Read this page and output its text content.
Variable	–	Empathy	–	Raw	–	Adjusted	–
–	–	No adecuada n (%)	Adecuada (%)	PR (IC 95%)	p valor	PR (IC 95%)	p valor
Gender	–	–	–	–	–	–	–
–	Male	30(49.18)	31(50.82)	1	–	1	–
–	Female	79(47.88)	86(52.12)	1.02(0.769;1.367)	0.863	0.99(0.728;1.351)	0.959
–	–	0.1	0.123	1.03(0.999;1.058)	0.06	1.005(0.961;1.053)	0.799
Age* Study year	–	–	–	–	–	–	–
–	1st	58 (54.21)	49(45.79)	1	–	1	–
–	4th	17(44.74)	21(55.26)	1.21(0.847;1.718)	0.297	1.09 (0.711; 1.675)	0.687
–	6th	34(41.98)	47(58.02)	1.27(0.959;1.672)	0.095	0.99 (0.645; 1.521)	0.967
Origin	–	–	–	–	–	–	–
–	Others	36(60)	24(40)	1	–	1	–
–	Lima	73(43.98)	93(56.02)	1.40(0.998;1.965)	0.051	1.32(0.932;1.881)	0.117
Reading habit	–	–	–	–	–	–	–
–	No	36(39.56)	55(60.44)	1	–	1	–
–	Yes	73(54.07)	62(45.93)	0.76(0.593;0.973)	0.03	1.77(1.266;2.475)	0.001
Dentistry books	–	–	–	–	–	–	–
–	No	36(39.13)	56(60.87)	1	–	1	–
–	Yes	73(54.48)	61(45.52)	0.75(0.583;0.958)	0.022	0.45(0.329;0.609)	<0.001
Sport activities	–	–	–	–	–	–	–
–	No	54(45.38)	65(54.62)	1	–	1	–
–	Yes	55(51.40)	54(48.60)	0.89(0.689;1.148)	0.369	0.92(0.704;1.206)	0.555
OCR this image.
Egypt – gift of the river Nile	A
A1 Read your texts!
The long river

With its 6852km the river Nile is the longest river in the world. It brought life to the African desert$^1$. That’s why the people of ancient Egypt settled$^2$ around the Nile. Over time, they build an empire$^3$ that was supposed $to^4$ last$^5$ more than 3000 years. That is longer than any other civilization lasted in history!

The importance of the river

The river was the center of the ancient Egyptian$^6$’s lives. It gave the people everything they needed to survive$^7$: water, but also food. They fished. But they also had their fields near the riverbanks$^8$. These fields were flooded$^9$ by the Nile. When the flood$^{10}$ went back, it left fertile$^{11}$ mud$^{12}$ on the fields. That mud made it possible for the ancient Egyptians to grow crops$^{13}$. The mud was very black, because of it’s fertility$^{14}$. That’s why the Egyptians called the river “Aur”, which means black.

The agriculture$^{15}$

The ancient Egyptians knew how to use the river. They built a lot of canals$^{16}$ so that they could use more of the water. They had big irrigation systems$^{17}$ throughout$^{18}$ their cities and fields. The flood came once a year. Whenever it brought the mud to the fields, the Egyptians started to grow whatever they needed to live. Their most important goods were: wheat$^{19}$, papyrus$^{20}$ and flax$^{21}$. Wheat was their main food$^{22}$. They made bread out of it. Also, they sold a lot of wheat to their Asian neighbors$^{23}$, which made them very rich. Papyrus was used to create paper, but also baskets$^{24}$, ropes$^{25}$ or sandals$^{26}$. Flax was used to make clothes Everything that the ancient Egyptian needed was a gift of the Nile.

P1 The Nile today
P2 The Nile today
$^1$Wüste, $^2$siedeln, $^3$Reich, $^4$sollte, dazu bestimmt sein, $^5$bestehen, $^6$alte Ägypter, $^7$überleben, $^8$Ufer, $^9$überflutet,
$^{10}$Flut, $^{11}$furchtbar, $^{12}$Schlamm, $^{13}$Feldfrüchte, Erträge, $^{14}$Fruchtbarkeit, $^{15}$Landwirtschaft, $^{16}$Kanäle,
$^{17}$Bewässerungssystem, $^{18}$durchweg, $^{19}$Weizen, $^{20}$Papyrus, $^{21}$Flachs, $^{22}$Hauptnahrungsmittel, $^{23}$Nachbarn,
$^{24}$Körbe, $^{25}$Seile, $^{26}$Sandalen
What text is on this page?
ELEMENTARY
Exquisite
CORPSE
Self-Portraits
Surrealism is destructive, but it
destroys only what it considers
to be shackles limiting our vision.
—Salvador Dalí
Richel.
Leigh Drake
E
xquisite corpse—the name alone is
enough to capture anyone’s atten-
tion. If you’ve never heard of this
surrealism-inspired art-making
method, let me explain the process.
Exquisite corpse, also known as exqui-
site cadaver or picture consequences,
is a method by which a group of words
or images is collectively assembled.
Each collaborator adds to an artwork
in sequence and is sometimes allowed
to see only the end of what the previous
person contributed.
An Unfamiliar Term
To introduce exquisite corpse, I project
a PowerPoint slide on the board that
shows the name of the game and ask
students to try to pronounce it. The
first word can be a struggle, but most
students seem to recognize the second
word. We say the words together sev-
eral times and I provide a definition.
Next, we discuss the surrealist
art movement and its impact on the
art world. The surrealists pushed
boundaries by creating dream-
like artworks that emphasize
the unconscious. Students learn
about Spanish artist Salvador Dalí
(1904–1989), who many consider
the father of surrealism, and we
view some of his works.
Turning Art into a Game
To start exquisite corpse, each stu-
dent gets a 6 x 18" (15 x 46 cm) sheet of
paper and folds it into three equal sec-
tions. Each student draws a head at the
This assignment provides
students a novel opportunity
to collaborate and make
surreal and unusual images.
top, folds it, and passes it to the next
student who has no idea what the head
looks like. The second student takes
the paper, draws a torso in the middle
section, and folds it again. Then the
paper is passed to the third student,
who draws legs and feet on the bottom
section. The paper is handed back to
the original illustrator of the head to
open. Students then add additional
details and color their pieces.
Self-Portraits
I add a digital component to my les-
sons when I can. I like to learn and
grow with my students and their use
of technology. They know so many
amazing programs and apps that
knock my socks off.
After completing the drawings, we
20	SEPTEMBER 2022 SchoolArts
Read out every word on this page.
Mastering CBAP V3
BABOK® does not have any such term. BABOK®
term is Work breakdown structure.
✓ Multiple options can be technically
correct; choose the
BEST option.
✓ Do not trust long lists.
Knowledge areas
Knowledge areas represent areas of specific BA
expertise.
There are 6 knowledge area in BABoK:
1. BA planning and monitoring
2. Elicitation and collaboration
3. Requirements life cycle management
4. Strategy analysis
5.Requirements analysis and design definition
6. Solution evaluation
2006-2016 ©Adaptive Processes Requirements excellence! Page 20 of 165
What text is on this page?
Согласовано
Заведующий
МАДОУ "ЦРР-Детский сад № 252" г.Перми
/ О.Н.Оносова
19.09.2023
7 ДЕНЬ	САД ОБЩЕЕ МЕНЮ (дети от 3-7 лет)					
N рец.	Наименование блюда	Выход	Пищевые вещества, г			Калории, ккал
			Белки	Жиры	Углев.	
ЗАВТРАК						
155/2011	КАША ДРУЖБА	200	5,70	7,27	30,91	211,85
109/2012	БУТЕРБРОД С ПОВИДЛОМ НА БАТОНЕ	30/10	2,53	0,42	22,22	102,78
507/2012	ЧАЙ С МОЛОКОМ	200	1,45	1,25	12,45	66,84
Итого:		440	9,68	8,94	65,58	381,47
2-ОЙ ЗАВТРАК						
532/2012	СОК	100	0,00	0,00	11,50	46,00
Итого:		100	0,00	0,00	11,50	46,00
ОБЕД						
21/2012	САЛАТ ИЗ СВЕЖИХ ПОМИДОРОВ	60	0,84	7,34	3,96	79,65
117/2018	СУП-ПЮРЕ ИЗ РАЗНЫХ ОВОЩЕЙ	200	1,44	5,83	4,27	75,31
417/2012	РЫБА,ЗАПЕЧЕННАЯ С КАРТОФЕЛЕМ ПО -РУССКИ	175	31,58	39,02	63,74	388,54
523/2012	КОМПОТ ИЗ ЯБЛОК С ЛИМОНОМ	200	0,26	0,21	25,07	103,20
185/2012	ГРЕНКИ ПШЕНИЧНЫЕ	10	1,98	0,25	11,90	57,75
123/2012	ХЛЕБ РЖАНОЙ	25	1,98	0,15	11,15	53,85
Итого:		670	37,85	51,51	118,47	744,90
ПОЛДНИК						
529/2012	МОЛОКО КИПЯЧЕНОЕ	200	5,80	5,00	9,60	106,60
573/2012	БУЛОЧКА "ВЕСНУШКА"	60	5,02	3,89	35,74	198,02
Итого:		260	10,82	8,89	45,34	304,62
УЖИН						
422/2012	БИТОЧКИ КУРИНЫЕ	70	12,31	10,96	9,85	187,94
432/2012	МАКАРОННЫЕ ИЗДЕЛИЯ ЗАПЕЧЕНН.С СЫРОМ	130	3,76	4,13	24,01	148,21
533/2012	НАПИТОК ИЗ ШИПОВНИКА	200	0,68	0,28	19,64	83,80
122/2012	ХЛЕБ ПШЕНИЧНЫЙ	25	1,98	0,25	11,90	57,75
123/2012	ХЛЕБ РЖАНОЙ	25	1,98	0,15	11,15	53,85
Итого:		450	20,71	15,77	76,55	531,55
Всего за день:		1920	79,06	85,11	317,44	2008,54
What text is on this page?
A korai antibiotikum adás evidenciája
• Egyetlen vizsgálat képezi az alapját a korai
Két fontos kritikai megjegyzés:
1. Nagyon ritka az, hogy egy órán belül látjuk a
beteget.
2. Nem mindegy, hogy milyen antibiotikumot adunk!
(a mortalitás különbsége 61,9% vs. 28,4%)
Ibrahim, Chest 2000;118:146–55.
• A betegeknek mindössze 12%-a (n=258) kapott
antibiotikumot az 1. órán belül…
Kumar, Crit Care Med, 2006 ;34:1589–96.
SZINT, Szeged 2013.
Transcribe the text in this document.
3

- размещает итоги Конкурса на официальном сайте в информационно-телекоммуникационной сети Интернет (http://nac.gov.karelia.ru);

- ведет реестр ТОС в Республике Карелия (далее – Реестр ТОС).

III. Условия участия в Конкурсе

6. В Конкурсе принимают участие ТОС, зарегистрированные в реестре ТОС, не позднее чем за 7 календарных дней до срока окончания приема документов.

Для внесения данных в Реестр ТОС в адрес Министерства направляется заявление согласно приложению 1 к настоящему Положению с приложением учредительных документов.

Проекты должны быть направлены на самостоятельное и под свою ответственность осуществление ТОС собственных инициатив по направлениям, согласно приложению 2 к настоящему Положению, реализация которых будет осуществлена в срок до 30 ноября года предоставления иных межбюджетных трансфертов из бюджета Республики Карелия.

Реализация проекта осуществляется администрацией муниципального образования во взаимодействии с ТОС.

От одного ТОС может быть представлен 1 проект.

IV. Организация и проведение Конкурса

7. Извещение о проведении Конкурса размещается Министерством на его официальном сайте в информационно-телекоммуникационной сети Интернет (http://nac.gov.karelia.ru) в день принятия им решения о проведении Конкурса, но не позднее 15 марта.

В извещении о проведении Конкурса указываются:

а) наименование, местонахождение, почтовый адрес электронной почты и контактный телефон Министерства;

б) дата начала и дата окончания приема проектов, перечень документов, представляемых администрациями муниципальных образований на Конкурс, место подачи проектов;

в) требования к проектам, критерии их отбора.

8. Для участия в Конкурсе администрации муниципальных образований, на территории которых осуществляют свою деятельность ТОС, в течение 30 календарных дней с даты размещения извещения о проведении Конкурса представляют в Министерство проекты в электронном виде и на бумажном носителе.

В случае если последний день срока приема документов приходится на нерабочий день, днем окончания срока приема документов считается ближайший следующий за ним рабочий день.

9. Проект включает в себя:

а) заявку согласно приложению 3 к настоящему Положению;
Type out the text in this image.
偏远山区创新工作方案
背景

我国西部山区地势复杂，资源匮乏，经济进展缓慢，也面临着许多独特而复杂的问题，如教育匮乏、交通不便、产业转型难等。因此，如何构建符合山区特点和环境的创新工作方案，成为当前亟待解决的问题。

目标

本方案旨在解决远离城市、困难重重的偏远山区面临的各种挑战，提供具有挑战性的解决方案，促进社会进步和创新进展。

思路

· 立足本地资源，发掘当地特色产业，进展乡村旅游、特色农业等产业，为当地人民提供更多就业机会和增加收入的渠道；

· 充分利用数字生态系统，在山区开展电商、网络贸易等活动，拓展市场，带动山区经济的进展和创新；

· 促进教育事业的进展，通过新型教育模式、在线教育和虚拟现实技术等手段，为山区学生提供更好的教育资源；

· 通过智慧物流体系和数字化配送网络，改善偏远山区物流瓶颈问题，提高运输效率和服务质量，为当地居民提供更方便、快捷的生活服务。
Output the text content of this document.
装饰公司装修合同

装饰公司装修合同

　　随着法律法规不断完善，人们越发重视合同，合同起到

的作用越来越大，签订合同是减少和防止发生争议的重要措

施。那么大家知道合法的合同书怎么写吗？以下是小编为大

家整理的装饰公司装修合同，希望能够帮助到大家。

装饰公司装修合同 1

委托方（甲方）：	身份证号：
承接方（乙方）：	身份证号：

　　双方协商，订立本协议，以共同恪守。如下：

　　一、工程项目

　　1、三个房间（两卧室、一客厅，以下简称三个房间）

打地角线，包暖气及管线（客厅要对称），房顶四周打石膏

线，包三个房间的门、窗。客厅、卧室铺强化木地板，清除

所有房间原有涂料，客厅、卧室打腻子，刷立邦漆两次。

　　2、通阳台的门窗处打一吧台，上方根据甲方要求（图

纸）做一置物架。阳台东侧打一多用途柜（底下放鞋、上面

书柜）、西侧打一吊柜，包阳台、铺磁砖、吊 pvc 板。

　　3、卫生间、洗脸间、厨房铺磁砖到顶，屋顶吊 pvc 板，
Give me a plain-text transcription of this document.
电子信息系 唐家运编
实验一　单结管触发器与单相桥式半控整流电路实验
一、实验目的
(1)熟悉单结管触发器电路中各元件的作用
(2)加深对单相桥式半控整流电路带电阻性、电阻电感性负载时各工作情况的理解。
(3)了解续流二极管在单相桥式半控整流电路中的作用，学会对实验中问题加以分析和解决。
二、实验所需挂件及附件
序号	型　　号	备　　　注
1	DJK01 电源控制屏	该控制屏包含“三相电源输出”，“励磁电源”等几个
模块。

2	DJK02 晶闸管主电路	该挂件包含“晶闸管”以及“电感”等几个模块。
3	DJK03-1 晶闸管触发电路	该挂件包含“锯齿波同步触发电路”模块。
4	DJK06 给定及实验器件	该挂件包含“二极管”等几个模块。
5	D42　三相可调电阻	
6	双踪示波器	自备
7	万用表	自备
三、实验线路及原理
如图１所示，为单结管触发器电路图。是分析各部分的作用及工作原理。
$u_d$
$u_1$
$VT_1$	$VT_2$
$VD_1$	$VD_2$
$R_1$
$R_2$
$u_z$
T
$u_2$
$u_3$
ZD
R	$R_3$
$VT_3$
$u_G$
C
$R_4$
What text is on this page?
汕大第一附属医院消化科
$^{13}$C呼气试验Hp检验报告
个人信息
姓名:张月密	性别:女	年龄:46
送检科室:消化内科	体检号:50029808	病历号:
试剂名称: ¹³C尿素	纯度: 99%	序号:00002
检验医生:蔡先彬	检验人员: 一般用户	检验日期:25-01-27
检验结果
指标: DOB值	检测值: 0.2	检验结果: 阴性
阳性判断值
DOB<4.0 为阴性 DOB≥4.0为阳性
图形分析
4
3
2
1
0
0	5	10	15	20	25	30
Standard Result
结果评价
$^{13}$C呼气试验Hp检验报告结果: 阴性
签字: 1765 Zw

===

**Short problem:**
In the records above, locate the lines holding the word "Интернет". Copy each of them.

**Result of the exercise:**
- размещает итоги Конкурса на официальном сайте в информационно-телекоммуникационной сети Интернет (http://nac.gov.karelia.ru);
7. Извещение о проведении Конкурса размещается Министерством на его официальном сайте в информационно-телекоммуникационной сети Интернет (http://nac.gov.karelia.ru) в день принятия им решения о проведении Конкурса, но не позднее 15 марта.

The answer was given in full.